READING PASSAGE start

In my reading of various genres of novels over the years, I have learned that many early novels, or what would be called "foreign" novels were based on real battles, conflicts and government corruption.
Neither Gabriel García Márquez nor Mario Vargas Llosa had yet been born when Guatemalan Miguel Ángel Asturias began to write his first novel, El Señor Presidente, in December 1922. He labored on it for a decade while living in self-imposed exile in Paris, then returned home when the Great Depression left him strapped for money, only to find that his work was unpublishable because the dictator whose reign it portrayed had given way to an even more cruel and oppressive one. When he finally self-published the novel in Mexico in 1946, it was riddled with typographical errors, and a definitive edition did not appear until 1952.
From the beginning, El Señor Presidente has been star-crossed. But it also ranks as one of the most important and influential works of modern Latin American literature, a kind of urtext for the celebrated generation of novelists that followed Asturias and gained global recognition in the 1960s and 1970s as members of “El Boom”: García Márquez, Vargas Llosa, Carlos Fuentes, José Donoso, Guillermo Cabrera Infante, Julio Cortázar, Augusto Roa Bastos, and several others.

READING PASSAGE end
DATA SUPPLIED start

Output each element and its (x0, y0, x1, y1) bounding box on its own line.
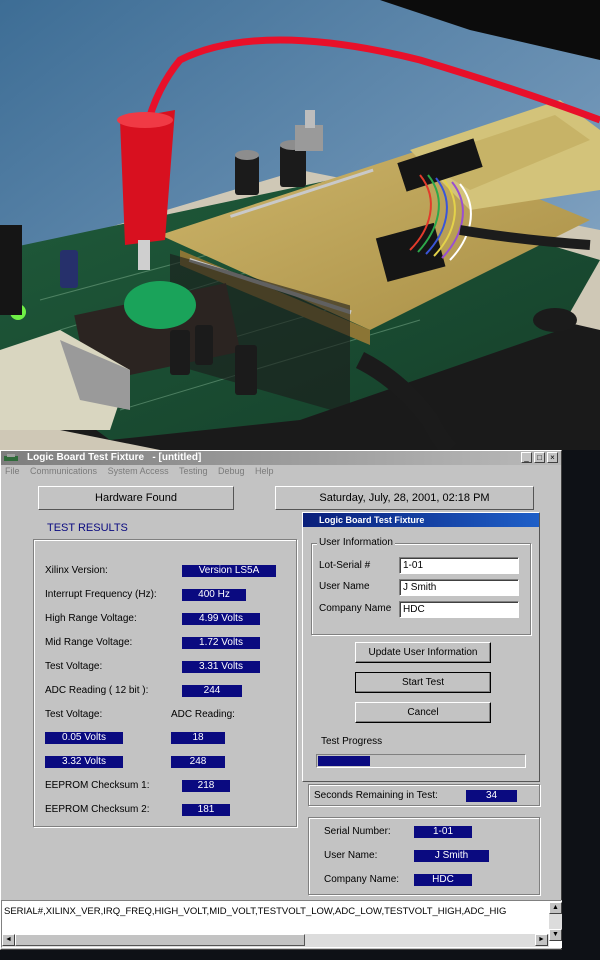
eeprom-checksum-2-label: EEPROM Checksum 2: (45, 804, 150, 815)
low-test-voltage-value: 0.05 Volts (45, 732, 123, 744)
user-info-group-caption: User Information (317, 537, 395, 548)
mid-range-voltage-label: Mid Range Voltage: (45, 637, 133, 648)
log-textbox[interactable]: SERIAL#,XILINX_VER,IRQ_FREQ,HIGH_VOLT,MI… (1, 900, 562, 948)
scroll-down-button[interactable]: ▼ (549, 929, 562, 941)
test-results-panel: Xilinx Version: Version LS5A Interrupt F… (33, 539, 297, 827)
menu-help[interactable]: Help (255, 466, 274, 476)
hardware-status-panel: Hardware Found (38, 486, 234, 510)
pair-header-adc: ADC Reading: (171, 709, 235, 720)
summary-company-label: Company Name: (324, 874, 400, 885)
hardware-photo (0, 0, 600, 450)
summary-company-value: HDC (414, 874, 472, 886)
user-name-label: User Name (319, 581, 370, 592)
hardware-status-text: Hardware Found (95, 492, 177, 504)
summary-panel: Serial Number: 1-01 User Name: J Smith C… (308, 817, 540, 895)
company-name-label: Company Name (319, 603, 392, 614)
app-window: Logic Board Test Fixture - [untitled] _ … (0, 450, 562, 950)
datetime-text: Saturday, July, 28, 2001, 02:18 PM (319, 492, 490, 504)
window-titlebar[interactable]: Logic Board Test Fixture - [untitled] _ … (1, 451, 561, 465)
menu-debug[interactable]: Debug (218, 466, 245, 476)
adc-reading-label: ADC Reading ( 12 bit ): (45, 685, 149, 696)
eeprom-checksum-2-value: 181 (182, 804, 230, 816)
high-range-voltage-value: 4.99 Volts (182, 613, 260, 625)
menu-system-access[interactable]: System Access (108, 466, 169, 476)
menu-testing[interactable]: Testing (179, 466, 208, 476)
minimize-button[interactable]: _ (521, 452, 532, 463)
summary-user-value: J Smith (414, 850, 489, 862)
test-results-title: TEST RESULTS (47, 522, 128, 534)
update-user-info-button[interactable]: Update User Information (355, 642, 491, 663)
high-range-voltage-label: High Range Voltage: (45, 613, 137, 624)
adc-reading-value: 244 (182, 685, 242, 697)
pair-header-voltage: Test Voltage: (45, 709, 103, 720)
test-fixture-board-image (0, 0, 600, 450)
scroll-right-button[interactable]: ► (535, 934, 548, 946)
horizontal-scroll-track[interactable]: ◄ ► (2, 934, 549, 947)
mid-range-voltage-value: 1.72 Volts (182, 637, 260, 649)
menu-bar: File Communications System Access Testin… (5, 466, 282, 478)
user-info-dialog: Logic Board Test Fixture User Informatio… (302, 512, 540, 782)
eeprom-checksum-1-label: EEPROM Checksum 1: (45, 780, 150, 791)
company-name-input[interactable]: HDC (399, 601, 519, 618)
xilinx-version-value: Version LS5A (182, 565, 276, 577)
dialog-title[interactable]: Logic Board Test Fixture (303, 513, 539, 527)
maximize-button[interactable]: □ (534, 452, 545, 463)
test-voltage-label: Test Voltage: (45, 661, 103, 672)
close-button[interactable]: × (547, 452, 558, 463)
scroll-up-button[interactable]: ▲ (549, 902, 562, 914)
seconds-remaining-panel: Seconds Remaining in Test: 34 (308, 784, 540, 806)
test-voltage-value: 3.31 Volts (182, 661, 260, 673)
lot-serial-input[interactable]: 1-01 (399, 557, 519, 574)
high-test-voltage-value: 3.32 Volts (45, 756, 123, 768)
test-progress-bar (316, 754, 526, 768)
summary-serial-value: 1-01 (414, 826, 472, 838)
menu-communications[interactable]: Communications (30, 466, 97, 476)
high-adc-value: 248 (171, 756, 225, 768)
window-title: Logic Board Test Fixture - [untitled] (27, 452, 202, 463)
test-progress-fill (318, 756, 370, 766)
user-name-input[interactable]: J Smith (399, 579, 519, 596)
lot-serial-label: Lot-Serial # (319, 560, 371, 571)
eeprom-checksum-1-value: 218 (182, 780, 230, 792)
cancel-button[interactable]: Cancel (355, 702, 491, 723)
app-icon (4, 454, 18, 461)
summary-user-label: User Name: (324, 850, 378, 861)
seconds-remaining-value: 34 (466, 790, 517, 802)
interrupt-frequency-label: Interrupt Frequency (Hz): (45, 589, 157, 600)
menu-file[interactable]: File (5, 466, 20, 476)
horizontal-scroll-thumb[interactable] (15, 934, 305, 946)
low-adc-value: 18 (171, 732, 225, 744)
xilinx-version-label: Xilinx Version: (45, 565, 108, 576)
start-test-button[interactable]: Start Test (355, 672, 491, 693)
summary-serial-label: Serial Number: (324, 826, 391, 837)
interrupt-frequency-value: 400 Hz (182, 589, 246, 601)
seconds-remaining-label: Seconds Remaining in Test: (314, 790, 438, 801)
vertical-scroll-track[interactable] (549, 914, 562, 930)
datetime-panel: Saturday, July, 28, 2001, 02:18 PM (275, 486, 534, 510)
log-line: SERIAL#,XILINX_VER,IRQ_FREQ,HIGH_VOLT,MI… (4, 906, 507, 917)
scroll-left-button[interactable]: ◄ (2, 934, 15, 946)
test-progress-label: Test Progress (321, 736, 383, 747)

DATA SUPPLIED end

WRITTEN PROBLEM A. In the passage about El Señor Presidente, in what year did a definitive edition of the novel appear?
WRITTEN PROBLEM B. From the passage about El Señor Presidente, copy everything from "Neither Gabriel García" down to "appear until 1952.".

EXERCISE RESPONSE A. 1952

EXERCISE RESPONSE B.
Neither Gabriel García Márquez nor Mario Vargas Llosa had yet been born when Guatemalan Miguel Ángel Asturias began to write his first novel, El Señor Presidente, in December 1922. He labored on it for a decade while living in self-imposed exile in Paris, then returned home when the Great Depression left him strapped for money, only to find that his work was unpublishable because the dictator whose reign it portrayed had given way to an even more cruel and oppressive one. When he finally self-published the novel in Mexico in 1946, it was riddled with typographical errors, and a definitive edition did not appear until 1952.